Each line of the material below should be reproduced exactly.

**Data supplied**
+--

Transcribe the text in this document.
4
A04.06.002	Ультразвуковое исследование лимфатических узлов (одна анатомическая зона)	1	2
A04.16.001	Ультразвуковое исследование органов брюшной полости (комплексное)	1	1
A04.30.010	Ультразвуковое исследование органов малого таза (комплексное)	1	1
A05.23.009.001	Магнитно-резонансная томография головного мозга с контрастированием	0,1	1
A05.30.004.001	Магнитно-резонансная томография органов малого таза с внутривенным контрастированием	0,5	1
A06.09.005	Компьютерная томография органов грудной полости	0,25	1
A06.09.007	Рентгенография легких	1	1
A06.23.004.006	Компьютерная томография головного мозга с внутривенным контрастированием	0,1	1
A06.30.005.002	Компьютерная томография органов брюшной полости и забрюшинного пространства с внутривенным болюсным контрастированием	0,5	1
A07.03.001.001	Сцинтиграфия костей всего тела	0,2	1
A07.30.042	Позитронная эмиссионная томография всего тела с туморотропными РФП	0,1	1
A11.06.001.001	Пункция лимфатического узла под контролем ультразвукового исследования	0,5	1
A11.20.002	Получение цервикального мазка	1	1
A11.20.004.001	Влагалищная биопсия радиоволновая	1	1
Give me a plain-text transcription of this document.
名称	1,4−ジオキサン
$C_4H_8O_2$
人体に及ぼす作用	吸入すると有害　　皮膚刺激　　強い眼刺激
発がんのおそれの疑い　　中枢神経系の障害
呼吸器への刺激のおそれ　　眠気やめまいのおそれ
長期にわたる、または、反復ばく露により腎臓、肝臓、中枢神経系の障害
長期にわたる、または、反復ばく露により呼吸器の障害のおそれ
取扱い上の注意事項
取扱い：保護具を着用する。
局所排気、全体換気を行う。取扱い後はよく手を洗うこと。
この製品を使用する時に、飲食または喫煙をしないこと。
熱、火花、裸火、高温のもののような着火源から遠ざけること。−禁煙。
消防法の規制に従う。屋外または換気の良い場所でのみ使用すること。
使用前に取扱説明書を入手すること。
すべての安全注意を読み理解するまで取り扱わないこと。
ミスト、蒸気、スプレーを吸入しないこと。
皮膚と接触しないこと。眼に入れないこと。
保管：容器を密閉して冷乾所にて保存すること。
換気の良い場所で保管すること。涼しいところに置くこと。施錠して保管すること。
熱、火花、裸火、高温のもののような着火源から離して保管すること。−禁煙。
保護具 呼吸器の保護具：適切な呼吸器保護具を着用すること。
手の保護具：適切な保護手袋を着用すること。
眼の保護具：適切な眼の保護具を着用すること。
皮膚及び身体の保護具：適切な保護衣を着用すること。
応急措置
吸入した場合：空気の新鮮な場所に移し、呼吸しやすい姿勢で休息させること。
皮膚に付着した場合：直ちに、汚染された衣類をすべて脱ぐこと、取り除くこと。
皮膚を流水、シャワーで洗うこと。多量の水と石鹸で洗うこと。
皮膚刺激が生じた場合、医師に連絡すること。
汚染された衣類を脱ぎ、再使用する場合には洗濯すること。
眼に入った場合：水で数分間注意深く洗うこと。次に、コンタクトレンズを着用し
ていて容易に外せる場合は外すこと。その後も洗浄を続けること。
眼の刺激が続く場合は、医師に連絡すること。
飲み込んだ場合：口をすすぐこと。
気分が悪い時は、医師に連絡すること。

+--

**Response to the task**
Transcribe the text in this document.
4
A04.06.002	Ультразвуковое исследование лимфатических узлов (одна анатомическая зона)	1	2
A04.16.001	Ультразвуковое исследование органов брюшной полости (комплексное)	1	1
A04.30.010	Ультразвуковое исследование органов малого таза (комплексное)	1	1
A05.23.009.001	Магнитно-резонансная томография головного мозга с контрастированием	0,1	1
A05.30.004.001	Магнитно-резонансная томография органов малого таза с внутривенным контрастированием	0,5	1
A06.09.005	Компьютерная томография органов грудной полости	0,25	1
A06.09.007	Рентгенография легких	1	1
A06.23.004.006	Компьютерная томография головного мозга с внутривенным контрастированием	0,1	1
A06.30.005.002	Компьютерная томография органов брюшной полости и забрюшинного пространства с внутривенным болюсным контрастированием	0,5	1
A07.03.001.001	Сцинтиграфия костей всего тела	0,2	1
A07.30.042	Позитронная эмиссионная томография всего тела с туморотропными РФП	0,1	1
A11.06.001.001	Пункция лимфатического узла под контролем ультразвукового исследования	0,5	1
A11.20.002	Получение цервикального мазка	1	1
A11.20.004.001	Влагалищная биопсия радиоволновая	1	1
Give me a plain-text transcription of this document.
名称	1,4−ジオキサン
$C_4H_8O_2$
人体に及ぼす作用	吸入すると有害　　皮膚刺激　　強い眼刺激
発がんのおそれの疑い　　中枢神経系の障害
呼吸器への刺激のおそれ　　眠気やめまいのおそれ
長期にわたる、または、反復ばく露により腎臓、肝臓、中枢神経系の障害
長期にわたる、または、反復ばく露により呼吸器の障害のおそれ
取扱い上の注意事項
取扱い：保護具を着用する。
局所排気、全体換気を行う。取扱い後はよく手を洗うこと。
この製品を使用する時に、飲食または喫煙をしないこと。
熱、火花、裸火、高温のもののような着火源から遠ざけること。−禁煙。
消防法の規制に従う。屋外または換気の良い場所でのみ使用すること。
使用前に取扱説明書を入手すること。
すべての安全注意を読み理解するまで取り扱わないこと。
ミスト、蒸気、スプレーを吸入しないこと。
皮膚と接触しないこと。眼に入れないこと。
保管：容器を密閉して冷乾所にて保存すること。
換気の良い場所で保管すること。涼しいところに置くこと。施錠して保管すること。
熱、火花、裸火、高温のもののような着火源から離して保管すること。−禁煙。
保護具 呼吸器の保護具：適切な呼吸器保護具を着用すること。
手の保護具：適切な保護手袋を着用すること。
眼の保護具：適切な眼の保護具を着用すること。
皮膚及び身体の保護具：適切な保護衣を着用すること。
応急措置
吸入した場合：空気の新鮮な場所に移し、呼吸しやすい姿勢で休息させること。
皮膚に付着した場合：直ちに、汚染された衣類をすべて脱ぐこと、取り除くこと。
皮膚を流水、シャワーで洗うこと。多量の水と石鹸で洗うこと。
皮膚刺激が生じた場合、医師に連絡すること。
汚染された衣類を脱ぎ、再使用する場合には洗濯すること。
眼に入った場合：水で数分間注意深く洗うこと。次に、コンタクトレンズを着用し
ていて容易に外せる場合は外すこと。その後も洗浄を続けること。
眼の刺激が続く場合は、医師に連絡すること。
飲み込んだ場合：口をすすぐこと。
気分が悪い時は、医師に連絡すること。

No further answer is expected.